= What you need to do =
Filter the lines below, copying only those with the string "name".

** start **

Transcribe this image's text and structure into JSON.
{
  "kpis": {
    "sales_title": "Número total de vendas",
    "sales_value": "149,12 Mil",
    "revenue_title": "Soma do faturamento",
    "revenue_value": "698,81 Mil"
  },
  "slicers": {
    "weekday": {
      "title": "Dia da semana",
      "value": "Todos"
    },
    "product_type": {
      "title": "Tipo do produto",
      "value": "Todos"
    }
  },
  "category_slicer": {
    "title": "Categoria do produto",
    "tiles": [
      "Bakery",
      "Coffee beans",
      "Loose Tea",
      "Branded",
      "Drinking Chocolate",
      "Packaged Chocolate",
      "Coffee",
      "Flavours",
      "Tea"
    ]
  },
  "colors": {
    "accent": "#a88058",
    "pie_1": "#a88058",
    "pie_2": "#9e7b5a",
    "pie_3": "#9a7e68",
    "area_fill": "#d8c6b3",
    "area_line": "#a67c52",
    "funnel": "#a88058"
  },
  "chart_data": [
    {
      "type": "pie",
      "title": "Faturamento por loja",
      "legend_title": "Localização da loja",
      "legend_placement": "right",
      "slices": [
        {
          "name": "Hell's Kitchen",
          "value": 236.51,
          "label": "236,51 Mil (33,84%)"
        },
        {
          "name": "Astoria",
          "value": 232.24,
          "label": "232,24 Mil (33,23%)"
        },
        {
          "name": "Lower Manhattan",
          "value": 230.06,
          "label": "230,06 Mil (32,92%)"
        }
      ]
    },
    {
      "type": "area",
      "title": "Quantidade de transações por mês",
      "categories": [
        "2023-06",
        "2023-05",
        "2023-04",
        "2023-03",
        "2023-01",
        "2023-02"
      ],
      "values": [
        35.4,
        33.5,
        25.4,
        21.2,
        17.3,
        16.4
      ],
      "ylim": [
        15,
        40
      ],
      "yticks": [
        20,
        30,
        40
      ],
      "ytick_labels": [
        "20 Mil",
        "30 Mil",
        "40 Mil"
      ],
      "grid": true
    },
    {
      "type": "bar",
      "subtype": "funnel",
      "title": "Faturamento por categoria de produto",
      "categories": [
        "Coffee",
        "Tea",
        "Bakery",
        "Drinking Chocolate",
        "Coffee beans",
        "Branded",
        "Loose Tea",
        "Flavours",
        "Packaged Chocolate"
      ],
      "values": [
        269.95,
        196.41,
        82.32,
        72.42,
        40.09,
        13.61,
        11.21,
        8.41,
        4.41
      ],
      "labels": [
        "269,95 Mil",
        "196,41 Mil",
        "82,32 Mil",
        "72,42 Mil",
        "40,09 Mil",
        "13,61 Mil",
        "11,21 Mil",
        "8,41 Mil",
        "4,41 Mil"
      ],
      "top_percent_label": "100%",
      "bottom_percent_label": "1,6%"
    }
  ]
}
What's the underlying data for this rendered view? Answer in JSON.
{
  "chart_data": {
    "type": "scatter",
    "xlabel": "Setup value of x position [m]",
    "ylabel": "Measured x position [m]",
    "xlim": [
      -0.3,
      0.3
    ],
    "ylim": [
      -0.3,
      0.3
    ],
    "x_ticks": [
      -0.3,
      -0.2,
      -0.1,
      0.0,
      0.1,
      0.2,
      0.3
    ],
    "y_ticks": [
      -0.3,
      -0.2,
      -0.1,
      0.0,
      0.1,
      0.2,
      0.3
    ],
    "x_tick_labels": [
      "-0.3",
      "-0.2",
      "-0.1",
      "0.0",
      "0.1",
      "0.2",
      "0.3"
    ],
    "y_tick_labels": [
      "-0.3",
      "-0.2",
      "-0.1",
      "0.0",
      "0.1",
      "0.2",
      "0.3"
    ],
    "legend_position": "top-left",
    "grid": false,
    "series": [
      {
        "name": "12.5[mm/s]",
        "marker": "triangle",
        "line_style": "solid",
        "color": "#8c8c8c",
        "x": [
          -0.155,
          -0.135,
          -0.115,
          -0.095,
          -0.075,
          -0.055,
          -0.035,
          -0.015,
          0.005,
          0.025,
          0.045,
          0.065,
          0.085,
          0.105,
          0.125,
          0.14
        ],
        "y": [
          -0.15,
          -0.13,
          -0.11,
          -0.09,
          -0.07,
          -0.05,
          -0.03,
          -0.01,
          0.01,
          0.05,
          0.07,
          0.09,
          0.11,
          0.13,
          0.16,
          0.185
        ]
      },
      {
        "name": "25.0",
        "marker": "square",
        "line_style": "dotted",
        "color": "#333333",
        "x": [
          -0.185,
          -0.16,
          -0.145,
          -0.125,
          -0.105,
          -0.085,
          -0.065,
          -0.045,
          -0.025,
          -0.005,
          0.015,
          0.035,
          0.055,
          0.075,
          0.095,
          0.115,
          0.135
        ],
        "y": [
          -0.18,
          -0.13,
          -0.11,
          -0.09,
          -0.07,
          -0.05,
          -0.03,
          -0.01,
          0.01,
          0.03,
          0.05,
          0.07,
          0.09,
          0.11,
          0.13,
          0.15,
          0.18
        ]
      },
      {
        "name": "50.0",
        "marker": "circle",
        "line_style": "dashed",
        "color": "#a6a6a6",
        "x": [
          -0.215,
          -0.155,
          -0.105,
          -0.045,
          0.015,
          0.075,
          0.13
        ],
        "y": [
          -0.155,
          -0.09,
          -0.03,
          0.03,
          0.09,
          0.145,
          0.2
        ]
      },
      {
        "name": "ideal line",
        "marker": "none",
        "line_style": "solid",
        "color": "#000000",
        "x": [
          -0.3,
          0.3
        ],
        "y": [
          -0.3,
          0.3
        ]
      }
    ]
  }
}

** end **

= Expected answer =
          "name": "Hell's Kitchen",
          "name": "Astoria",
          "name": "Lower Manhattan",
        "name": "12.5[mm/s]",
        "name": "25.0",
        "name": "50.0",
        "name": "ideal line",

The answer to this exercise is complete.